** start Data in this exercise **

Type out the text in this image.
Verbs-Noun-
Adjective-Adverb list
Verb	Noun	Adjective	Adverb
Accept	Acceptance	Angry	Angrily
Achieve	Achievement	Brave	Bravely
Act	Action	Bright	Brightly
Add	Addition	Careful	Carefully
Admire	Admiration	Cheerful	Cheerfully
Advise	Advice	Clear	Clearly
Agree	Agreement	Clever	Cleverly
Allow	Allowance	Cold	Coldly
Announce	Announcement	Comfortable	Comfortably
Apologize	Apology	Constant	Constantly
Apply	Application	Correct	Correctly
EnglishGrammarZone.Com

** end Data in this exercise **
** start Data in this exercise **

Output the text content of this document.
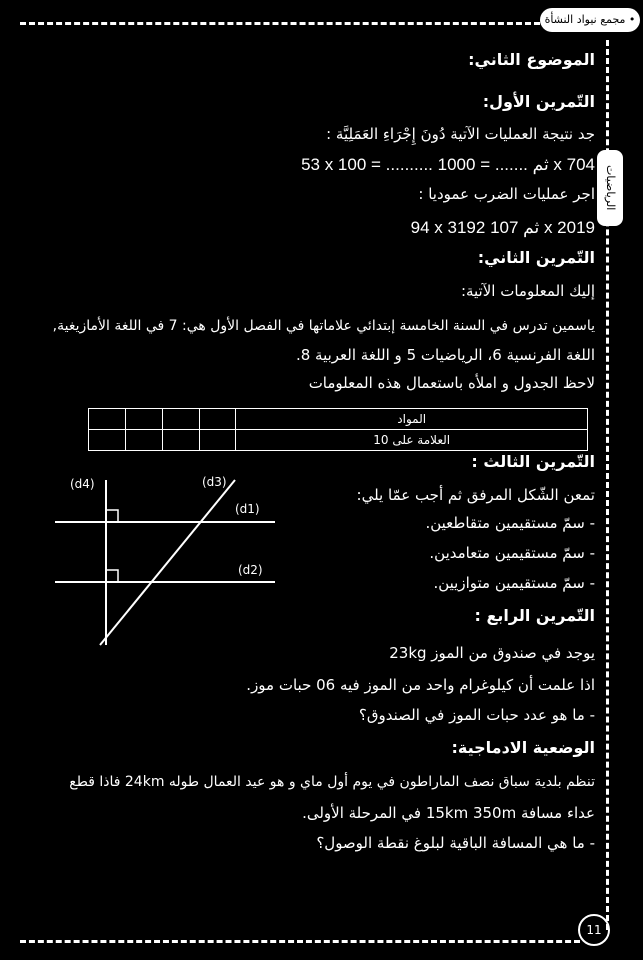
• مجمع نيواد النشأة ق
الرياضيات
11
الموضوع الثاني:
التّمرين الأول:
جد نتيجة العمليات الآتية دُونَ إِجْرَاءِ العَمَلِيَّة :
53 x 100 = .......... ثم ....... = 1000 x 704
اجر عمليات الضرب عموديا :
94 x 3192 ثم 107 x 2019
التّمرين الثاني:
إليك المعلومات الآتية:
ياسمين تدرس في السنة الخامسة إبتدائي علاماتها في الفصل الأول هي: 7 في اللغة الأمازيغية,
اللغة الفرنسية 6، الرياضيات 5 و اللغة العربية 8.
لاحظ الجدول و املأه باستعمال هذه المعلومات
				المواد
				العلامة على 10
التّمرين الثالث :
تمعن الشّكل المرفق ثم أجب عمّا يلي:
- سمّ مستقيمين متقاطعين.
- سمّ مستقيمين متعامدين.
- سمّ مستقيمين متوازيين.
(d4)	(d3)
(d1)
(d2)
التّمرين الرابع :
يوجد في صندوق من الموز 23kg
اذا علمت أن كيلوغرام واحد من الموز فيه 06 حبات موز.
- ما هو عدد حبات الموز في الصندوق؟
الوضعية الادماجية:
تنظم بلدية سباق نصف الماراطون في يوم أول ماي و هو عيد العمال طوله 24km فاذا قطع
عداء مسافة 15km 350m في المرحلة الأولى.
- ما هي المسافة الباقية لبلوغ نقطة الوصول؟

** end Data in this exercise **
** start Data in this exercise **

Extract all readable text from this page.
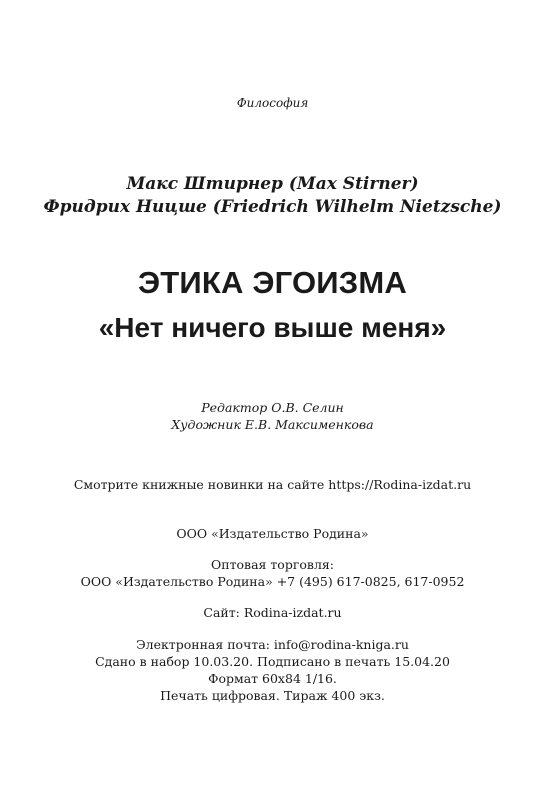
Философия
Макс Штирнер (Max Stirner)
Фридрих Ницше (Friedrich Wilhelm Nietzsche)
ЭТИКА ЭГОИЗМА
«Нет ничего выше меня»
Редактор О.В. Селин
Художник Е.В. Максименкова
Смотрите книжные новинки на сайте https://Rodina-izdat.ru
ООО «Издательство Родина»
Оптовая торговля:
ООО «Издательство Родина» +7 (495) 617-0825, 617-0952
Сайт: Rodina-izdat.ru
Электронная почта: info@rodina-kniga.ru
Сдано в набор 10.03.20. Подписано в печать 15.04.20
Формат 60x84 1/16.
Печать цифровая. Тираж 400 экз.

** end Data in this exercise **

### Work required
Wherever a line in the data above holds "Adverb", copy that line.

### Complete output
Adjective-Adverb list
Verb	Noun	Adjective	Adverb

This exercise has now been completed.